begin

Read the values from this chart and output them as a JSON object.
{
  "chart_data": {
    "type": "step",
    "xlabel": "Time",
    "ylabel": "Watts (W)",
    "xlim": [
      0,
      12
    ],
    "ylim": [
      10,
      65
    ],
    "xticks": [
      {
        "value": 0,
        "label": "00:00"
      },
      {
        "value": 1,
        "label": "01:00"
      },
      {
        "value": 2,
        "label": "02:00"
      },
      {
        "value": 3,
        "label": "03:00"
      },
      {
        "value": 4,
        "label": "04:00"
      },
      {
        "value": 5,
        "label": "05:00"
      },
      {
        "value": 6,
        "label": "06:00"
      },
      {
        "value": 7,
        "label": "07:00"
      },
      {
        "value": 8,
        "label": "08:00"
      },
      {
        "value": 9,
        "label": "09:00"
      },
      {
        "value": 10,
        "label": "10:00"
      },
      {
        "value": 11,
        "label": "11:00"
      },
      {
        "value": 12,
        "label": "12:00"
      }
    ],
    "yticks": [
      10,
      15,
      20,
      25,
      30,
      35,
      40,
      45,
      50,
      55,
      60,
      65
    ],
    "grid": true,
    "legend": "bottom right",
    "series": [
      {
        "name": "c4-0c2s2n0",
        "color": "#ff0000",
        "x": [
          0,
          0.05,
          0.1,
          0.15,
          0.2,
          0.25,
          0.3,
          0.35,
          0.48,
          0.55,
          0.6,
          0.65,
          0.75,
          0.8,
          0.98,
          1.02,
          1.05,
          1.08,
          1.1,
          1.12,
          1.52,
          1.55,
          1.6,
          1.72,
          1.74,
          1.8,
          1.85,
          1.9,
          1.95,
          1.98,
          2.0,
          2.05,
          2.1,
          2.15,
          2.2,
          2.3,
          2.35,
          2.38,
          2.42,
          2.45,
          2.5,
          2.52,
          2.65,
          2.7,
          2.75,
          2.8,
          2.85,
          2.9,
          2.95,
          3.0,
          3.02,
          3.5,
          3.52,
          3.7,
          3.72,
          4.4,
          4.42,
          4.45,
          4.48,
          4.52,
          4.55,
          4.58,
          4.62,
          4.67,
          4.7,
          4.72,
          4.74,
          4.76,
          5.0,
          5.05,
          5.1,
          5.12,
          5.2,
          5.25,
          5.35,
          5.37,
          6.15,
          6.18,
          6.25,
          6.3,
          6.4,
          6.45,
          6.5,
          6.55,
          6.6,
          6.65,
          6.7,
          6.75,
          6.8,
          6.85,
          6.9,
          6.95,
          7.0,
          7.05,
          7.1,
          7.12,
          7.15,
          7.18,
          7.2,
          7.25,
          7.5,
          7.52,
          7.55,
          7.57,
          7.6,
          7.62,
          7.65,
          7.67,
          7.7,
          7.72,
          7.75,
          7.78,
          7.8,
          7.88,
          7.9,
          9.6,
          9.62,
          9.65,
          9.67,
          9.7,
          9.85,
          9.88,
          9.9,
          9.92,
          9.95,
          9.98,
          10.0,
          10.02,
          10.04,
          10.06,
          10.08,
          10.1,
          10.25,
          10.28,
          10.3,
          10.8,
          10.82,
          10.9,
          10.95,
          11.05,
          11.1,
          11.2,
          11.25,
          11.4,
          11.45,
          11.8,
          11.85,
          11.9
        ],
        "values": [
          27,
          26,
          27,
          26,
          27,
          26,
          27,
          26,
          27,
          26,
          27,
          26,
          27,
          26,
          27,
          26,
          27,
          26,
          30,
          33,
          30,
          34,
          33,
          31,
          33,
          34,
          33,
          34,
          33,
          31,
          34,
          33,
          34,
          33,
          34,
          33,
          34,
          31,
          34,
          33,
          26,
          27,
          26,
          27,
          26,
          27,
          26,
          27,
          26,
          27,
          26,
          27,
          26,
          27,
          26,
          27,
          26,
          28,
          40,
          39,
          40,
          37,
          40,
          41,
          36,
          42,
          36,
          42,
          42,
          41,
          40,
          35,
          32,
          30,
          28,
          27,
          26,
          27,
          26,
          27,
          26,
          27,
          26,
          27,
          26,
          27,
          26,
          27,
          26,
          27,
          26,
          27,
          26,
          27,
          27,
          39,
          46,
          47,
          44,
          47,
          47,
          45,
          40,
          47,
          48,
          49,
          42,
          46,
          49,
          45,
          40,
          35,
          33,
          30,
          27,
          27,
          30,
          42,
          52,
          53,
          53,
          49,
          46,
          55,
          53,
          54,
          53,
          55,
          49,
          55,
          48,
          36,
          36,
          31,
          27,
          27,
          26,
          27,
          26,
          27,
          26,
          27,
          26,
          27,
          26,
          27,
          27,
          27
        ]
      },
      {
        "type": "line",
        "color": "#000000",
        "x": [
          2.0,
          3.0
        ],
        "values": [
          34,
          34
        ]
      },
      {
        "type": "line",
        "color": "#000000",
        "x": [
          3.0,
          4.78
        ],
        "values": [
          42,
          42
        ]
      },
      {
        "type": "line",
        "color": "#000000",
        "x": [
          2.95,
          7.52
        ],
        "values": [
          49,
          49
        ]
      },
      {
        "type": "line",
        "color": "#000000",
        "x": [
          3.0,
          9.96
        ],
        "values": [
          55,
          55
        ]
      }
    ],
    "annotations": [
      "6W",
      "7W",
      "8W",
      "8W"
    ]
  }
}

end
begin

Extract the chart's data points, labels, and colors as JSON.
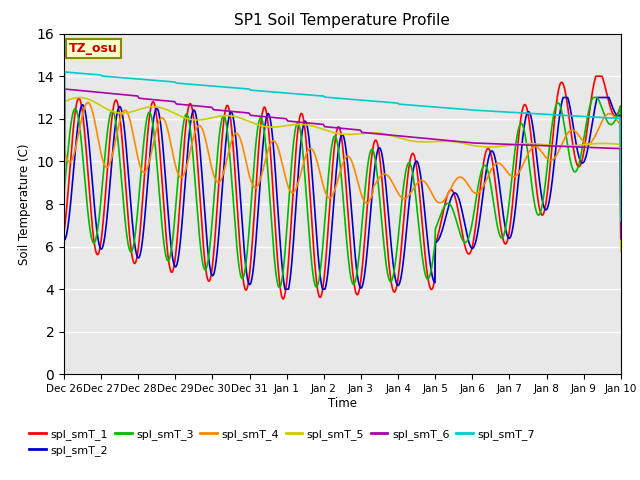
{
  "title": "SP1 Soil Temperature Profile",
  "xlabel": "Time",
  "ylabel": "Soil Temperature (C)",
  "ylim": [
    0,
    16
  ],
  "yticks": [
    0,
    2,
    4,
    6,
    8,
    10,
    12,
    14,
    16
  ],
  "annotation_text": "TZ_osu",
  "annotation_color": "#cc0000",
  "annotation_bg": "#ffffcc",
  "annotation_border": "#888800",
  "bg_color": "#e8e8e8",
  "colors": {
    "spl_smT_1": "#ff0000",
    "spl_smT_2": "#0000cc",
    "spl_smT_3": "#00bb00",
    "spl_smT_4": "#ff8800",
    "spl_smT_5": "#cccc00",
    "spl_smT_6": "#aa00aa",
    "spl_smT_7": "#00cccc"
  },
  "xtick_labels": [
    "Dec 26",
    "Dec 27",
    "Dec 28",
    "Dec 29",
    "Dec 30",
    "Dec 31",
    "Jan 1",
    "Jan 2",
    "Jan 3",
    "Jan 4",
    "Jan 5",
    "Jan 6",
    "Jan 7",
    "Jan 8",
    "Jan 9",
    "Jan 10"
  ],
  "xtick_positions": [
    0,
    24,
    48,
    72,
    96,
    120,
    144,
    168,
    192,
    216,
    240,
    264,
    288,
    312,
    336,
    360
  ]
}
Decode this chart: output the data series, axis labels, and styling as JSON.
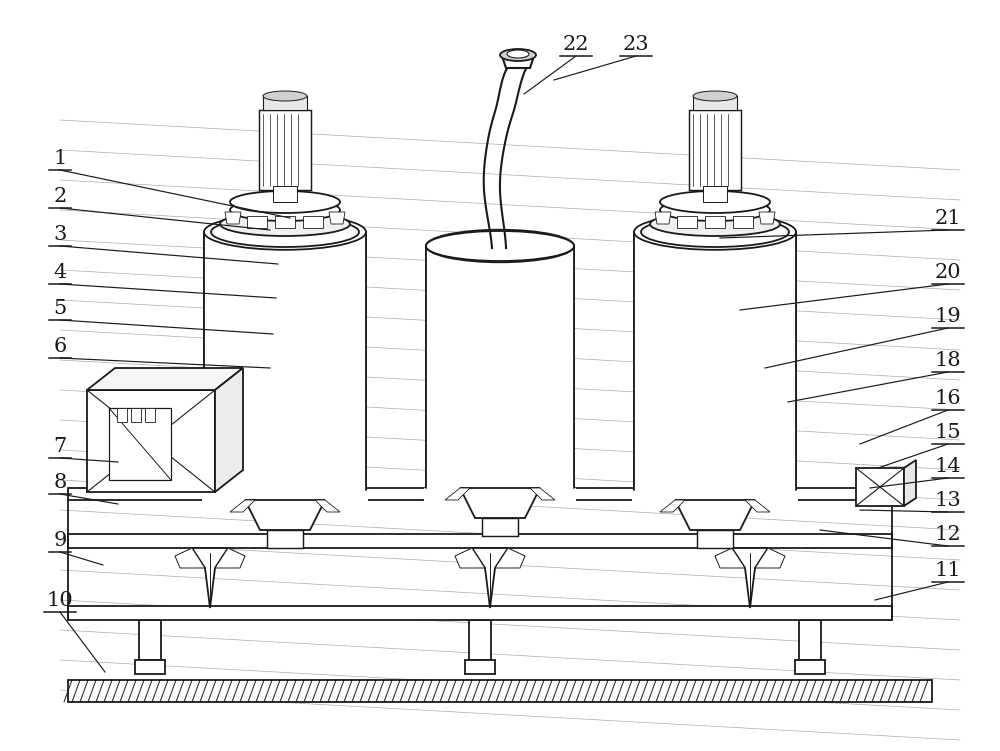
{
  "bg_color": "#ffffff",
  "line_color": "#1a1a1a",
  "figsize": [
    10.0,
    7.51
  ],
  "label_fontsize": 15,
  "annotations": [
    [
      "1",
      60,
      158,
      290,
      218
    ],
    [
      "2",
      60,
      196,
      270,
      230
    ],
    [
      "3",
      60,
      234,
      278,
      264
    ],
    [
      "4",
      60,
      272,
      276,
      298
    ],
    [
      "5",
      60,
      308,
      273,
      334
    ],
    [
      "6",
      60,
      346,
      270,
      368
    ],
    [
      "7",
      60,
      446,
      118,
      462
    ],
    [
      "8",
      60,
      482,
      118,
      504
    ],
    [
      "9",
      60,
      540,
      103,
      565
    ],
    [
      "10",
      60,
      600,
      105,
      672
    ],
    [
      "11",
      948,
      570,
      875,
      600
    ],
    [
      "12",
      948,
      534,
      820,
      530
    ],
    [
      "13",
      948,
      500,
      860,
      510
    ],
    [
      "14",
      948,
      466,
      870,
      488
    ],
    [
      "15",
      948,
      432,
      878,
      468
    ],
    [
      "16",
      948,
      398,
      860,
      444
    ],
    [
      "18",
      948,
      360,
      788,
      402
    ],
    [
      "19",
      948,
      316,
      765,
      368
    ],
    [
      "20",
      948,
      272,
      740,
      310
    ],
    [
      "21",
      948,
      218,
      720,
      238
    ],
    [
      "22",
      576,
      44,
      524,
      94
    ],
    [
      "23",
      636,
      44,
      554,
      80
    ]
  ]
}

end

Exercise: Select every line in the records above that contains the word "Soil".

Written solution:
  "title": "SP1 Soil Temperature Profile",
  "ylabel": "Soil Temperature (C)",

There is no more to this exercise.